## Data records
:::::

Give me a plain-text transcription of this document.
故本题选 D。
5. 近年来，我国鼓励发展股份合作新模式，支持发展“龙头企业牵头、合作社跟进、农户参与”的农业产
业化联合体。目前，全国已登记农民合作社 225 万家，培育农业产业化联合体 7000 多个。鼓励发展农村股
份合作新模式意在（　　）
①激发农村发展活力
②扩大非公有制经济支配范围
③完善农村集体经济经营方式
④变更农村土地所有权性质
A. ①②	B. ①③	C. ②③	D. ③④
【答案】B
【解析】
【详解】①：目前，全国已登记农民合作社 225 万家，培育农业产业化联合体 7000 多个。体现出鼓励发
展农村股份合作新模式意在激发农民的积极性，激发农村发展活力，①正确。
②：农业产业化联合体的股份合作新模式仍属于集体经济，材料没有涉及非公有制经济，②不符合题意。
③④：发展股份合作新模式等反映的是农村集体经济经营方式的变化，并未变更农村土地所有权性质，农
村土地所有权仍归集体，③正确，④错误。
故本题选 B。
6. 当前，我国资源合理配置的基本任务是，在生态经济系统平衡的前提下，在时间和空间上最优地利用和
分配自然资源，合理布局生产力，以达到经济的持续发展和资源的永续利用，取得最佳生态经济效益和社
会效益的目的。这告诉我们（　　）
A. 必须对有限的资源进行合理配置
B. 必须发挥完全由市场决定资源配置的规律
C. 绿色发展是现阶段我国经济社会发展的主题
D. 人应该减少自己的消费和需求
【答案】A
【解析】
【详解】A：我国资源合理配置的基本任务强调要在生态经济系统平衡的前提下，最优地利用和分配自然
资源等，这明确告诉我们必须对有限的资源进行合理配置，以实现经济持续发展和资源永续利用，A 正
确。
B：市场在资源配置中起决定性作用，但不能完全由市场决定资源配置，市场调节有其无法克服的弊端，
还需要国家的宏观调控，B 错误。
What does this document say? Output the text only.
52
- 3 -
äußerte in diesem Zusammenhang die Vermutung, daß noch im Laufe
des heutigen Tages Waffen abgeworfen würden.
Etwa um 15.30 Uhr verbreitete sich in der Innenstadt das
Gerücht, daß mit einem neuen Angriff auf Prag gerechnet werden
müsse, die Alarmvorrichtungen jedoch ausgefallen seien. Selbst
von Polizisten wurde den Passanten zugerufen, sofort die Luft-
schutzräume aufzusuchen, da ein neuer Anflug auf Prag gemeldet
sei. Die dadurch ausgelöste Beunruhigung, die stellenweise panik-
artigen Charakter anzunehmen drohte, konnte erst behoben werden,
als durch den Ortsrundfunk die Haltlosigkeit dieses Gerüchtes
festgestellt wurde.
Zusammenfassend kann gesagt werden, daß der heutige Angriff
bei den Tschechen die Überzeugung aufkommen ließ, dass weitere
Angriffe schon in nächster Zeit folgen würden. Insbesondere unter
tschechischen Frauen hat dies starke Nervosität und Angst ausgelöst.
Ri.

:::::

## INSTRUCTIONS TO FOLLOW
List the lines of the records where "培育农业产业化联合体" occurs.

## ANSWER FOR THIS EXERCISE
业化联合体。目前，全国已登记农民合作社 225 万家，培育农业产业化联合体 7000 多个。鼓励发展农村股
【详解】①：目前，全国已登记农民合作社 225 万家，培育农业产业化联合体 7000 多个。体现出鼓励发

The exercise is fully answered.